BEGIN
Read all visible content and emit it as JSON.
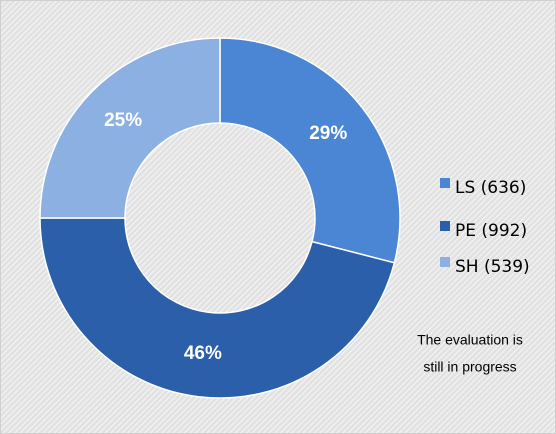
{
  "chart_data": {
    "type": "donut",
    "categories": [
      "LS (636)",
      "PE (992)",
      "SH (539)"
    ],
    "values": [
      29,
      46,
      25
    ],
    "value_labels": [
      "29%",
      "46%",
      "25%"
    ],
    "colors": [
      "#4a86d4",
      "#2b5fa9",
      "#8cb0e2"
    ],
    "annotation": [
      "The evaluation is",
      "still in progress"
    ]
  }
}
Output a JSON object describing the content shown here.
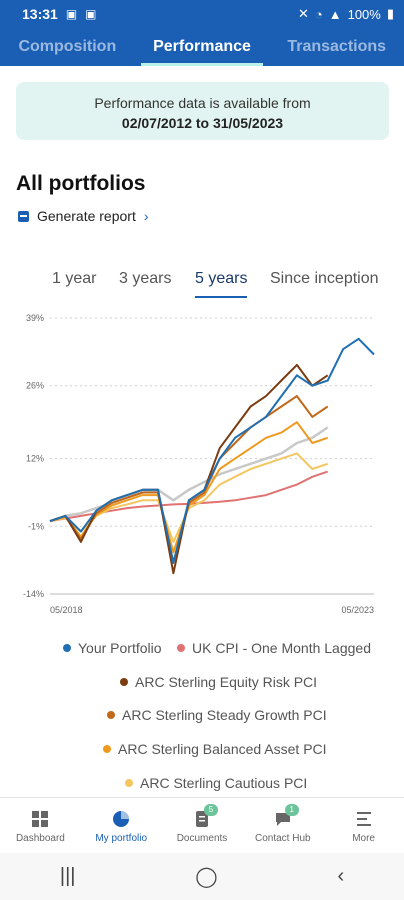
{
  "status": {
    "time": "13:31",
    "battery": "100%"
  },
  "tabs": [
    {
      "label": "Composition"
    },
    {
      "label": "Performance"
    },
    {
      "label": "Transactions"
    }
  ],
  "info": {
    "line1": "Performance data is available from",
    "line2": "02/07/2012 to 31/05/2023"
  },
  "title": "All portfolios",
  "report": {
    "label": "Generate report"
  },
  "periods": [
    {
      "label": "1 year"
    },
    {
      "label": "3 years"
    },
    {
      "label": "5 years"
    },
    {
      "label": "Since inception"
    }
  ],
  "colors": {
    "accent": "#1a5fb4",
    "portfolio": "#1f6fb2",
    "cpi": "#e07272",
    "equity": "#7a3c10",
    "steady": "#c1681a",
    "balanced": "#ee9a1e",
    "cautious": "#f5c660",
    "grey": "#c8c8c8"
  },
  "chart_data": {
    "type": "line",
    "x_labels": [
      "05/2018",
      "05/2023"
    ],
    "y_ticks": [
      39,
      26,
      12,
      -1,
      -14
    ],
    "y_tick_labels": [
      "39%",
      "26%",
      "12%",
      "-1%",
      "-14%"
    ],
    "ylim": [
      -14,
      39
    ],
    "x": [
      "2018-05",
      "2018-08",
      "2018-11",
      "2019-02",
      "2019-05",
      "2019-08",
      "2019-11",
      "2020-02",
      "2020-03",
      "2020-06",
      "2020-09",
      "2020-12",
      "2021-03",
      "2021-06",
      "2021-09",
      "2021-12",
      "2022-03",
      "2022-06",
      "2022-09",
      "2022-12",
      "2023-03",
      "2023-05"
    ],
    "series": [
      {
        "name": "Your Portfolio",
        "color": "#1f6fb2",
        "values": [
          0,
          1,
          -2,
          2,
          4,
          5,
          6,
          6,
          -8,
          4,
          6,
          12,
          16,
          18,
          20,
          24,
          28,
          26,
          27,
          33,
          35,
          32
        ]
      },
      {
        "name": "UK CPI - One Month Lagged",
        "color": "#e07272",
        "values": [
          0,
          0.5,
          1,
          1.5,
          2,
          2.5,
          2.8,
          3,
          3.2,
          3.3,
          3.5,
          3.7,
          4,
          4.5,
          5,
          6,
          7,
          8.5,
          9.5,
          null,
          null,
          null
        ]
      },
      {
        "name": "ARC Sterling Equity Risk PCI",
        "color": "#7a3c10",
        "values": [
          0,
          1,
          -4,
          2,
          4,
          5,
          6,
          6,
          -10,
          4,
          6,
          14,
          18,
          22,
          24,
          27,
          30,
          26,
          28,
          null,
          null,
          null
        ]
      },
      {
        "name": "ARC Sterling Steady Growth PCI",
        "color": "#c1681a",
        "values": [
          0,
          1,
          -3.5,
          1.5,
          3.5,
          4.5,
          5.5,
          5.5,
          -8,
          3.5,
          5.5,
          12,
          15,
          18,
          20,
          22,
          24,
          20,
          22,
          null,
          null,
          null
        ]
      },
      {
        "name": "ARC Sterling Balanced Asset PCI",
        "color": "#ee9a1e",
        "values": [
          0,
          0.8,
          -3,
          1.2,
          3,
          4,
          5,
          5,
          -6,
          3,
          5,
          10,
          12,
          14,
          16,
          17,
          19,
          15,
          16,
          null,
          null,
          null
        ]
      },
      {
        "name": "ARC Sterling Cautious PCI",
        "color": "#f5c660",
        "values": [
          0,
          0.6,
          -2,
          1,
          2.5,
          3.2,
          4,
          4,
          -4,
          2.5,
          4,
          7,
          8.5,
          10,
          11,
          12,
          13,
          10,
          11,
          null,
          null,
          null
        ]
      },
      {
        "color": "#c8c8c8",
        "values": [
          0,
          1,
          1.5,
          2.5,
          3.5,
          4.5,
          5.5,
          6,
          4,
          6,
          7.5,
          9,
          10,
          11,
          12,
          13,
          15,
          16,
          18,
          null,
          null,
          null
        ]
      }
    ]
  },
  "legend": [
    {
      "label": "Your Portfolio"
    },
    {
      "label": "UK CPI - One Month Lagged"
    },
    {
      "label": "ARC Sterling Equity Risk PCI"
    },
    {
      "label": "ARC Sterling Steady Growth PCI"
    },
    {
      "label": "ARC Sterling Balanced Asset PCI"
    },
    {
      "label": "ARC Sterling Cautious PCI"
    }
  ],
  "nav": [
    {
      "label": "Dashboard"
    },
    {
      "label": "My portfolio"
    },
    {
      "label": "Documents",
      "badge": "5"
    },
    {
      "label": "Contact Hub",
      "badge": "1"
    },
    {
      "label": "More"
    }
  ]
}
END
▸ Work required: Quote all the lines above exactly as given. Do not include the pictures.

▸ Correct output:
Read all visible content and emit it as JSON.
{
  "chart_data": {
    "type": "donut",
    "categories": [
      "LS (636)",
      "PE (992)",
      "SH (539)"
    ],
    "values": [
      29,
      46,
      25
    ],
    "value_labels": [
      "29%",
      "46%",
      "25%"
    ],
    "colors": [
      "#4a86d4",
      "#2b5fa9",
      "#8cb0e2"
    ],
    "annotation": [
      "The evaluation is",
      "still in progress"
    ]
  }
}
Output a JSON object describing the content shown here.
{
  "status": {
    "time": "13:31",
    "battery": "100%"
  },
  "tabs": [
    {
      "label": "Composition"
    },
    {
      "label": "Performance"
    },
    {
      "label": "Transactions"
    }
  ],
  "info": {
    "line1": "Performance data is available from",
    "line2": "02/07/2012 to 31/05/2023"
  },
  "title": "All portfolios",
  "report": {
    "label": "Generate report"
  },
  "periods": [
    {
      "label": "1 year"
    },
    {
      "label": "3 years"
    },
    {
      "label": "5 years"
    },
    {
      "label": "Since inception"
    }
  ],
  "colors": {
    "accent": "#1a5fb4",
    "portfolio": "#1f6fb2",
    "cpi": "#e07272",
    "equity": "#7a3c10",
    "steady": "#c1681a",
    "balanced": "#ee9a1e",
    "cautious": "#f5c660",
    "grey": "#c8c8c8"
  },
  "chart_data": {
    "type": "line",
    "x_labels": [
      "05/2018",
      "05/2023"
    ],
    "y_ticks": [
      39,
      26,
      12,
      -1,
      -14
    ],
    "y_tick_labels": [
      "39%",
      "26%",
      "12%",
      "-1%",
      "-14%"
    ],
    "ylim": [
      -14,
      39
    ],
    "x": [
      "2018-05",
      "2018-08",
      "2018-11",
      "2019-02",
      "2019-05",
      "2019-08",
      "2019-11",
      "2020-02",
      "2020-03",
      "2020-06",
      "2020-09",
      "2020-12",
      "2021-03",
      "2021-06",
      "2021-09",
      "2021-12",
      "2022-03",
      "2022-06",
      "2022-09",
      "2022-12",
      "2023-03",
      "2023-05"
    ],
    "series": [
      {
        "name": "Your Portfolio",
        "color": "#1f6fb2",
        "values": [
          0,
          1,
          -2,
          2,
          4,
          5,
          6,
          6,
          -8,
          4,
          6,
          12,
          16,
          18,
          20,
          24,
          28,
          26,
          27,
          33,
          35,
          32
        ]
      },
      {
        "name": "UK CPI - One Month Lagged",
        "color": "#e07272",
        "values": [
          0,
          0.5,
          1,
          1.5,
          2,
          2.5,
          2.8,
          3,
          3.2,
          3.3,
          3.5,
          3.7,
          4,
          4.5,
          5,
          6,
          7,
          8.5,
          9.5,
          null,
          null,
          null
        ]
      },
      {
        "name": "ARC Sterling Equity Risk PCI",
        "color": "#7a3c10",
        "values": [
          0,
          1,
          -4,
          2,
          4,
          5,
          6,
          6,
          -10,
          4,
          6,
          14,
          18,
          22,
          24,
          27,
          30,
          26,
          28,
          null,
          null,
          null
        ]
      },
      {
        "name": "ARC Sterling Steady Growth PCI",
        "color": "#c1681a",
        "values": [
          0,
          1,
          -3.5,
          1.5,
          3.5,
          4.5,
          5.5,
          5.5,
          -8,
          3.5,
          5.5,
          12,
          15,
          18,
          20,
          22,
          24,
          20,
          22,
          null,
          null,
          null
        ]
      },
      {
        "name": "ARC Sterling Balanced Asset PCI",
        "color": "#ee9a1e",
        "values": [
          0,
          0.8,
          -3,
          1.2,
          3,
          4,
          5,
          5,
          -6,
          3,
          5,
          10,
          12,
          14,
          16,
          17,
          19,
          15,
          16,
          null,
          null,
          null
        ]
      },
      {
        "name": "ARC Sterling Cautious PCI",
        "color": "#f5c660",
        "values": [
          0,
          0.6,
          -2,
          1,
          2.5,
          3.2,
          4,
          4,
          -4,
          2.5,
          4,
          7,
          8.5,
          10,
          11,
          12,
          13,
          10,
          11,
          null,
          null,
          null
        ]
      },
      {
        "color": "#c8c8c8",
        "values": [
          0,
          1,
          1.5,
          2.5,
          3.5,
          4.5,
          5.5,
          6,
          4,
          6,
          7.5,
          9,
          10,
          11,
          12,
          13,
          15,
          16,
          18,
          null,
          null,
          null
        ]
      }
    ]
  },
  "legend": [
    {
      "label": "Your Portfolio"
    },
    {
      "label": "UK CPI - One Month Lagged"
    },
    {
      "label": "ARC Sterling Equity Risk PCI"
    },
    {
      "label": "ARC Sterling Steady Growth PCI"
    },
    {
      "label": "ARC Sterling Balanced Asset PCI"
    },
    {
      "label": "ARC Sterling Cautious PCI"
    }
  ],
  "nav": [
    {
      "label": "Dashboard"
    },
    {
      "label": "My portfolio"
    },
    {
      "label": "Documents",
      "badge": "5"
    },
    {
      "label": "Contact Hub",
      "badge": "1"
    },
    {
      "label": "More"
    }
  ]
}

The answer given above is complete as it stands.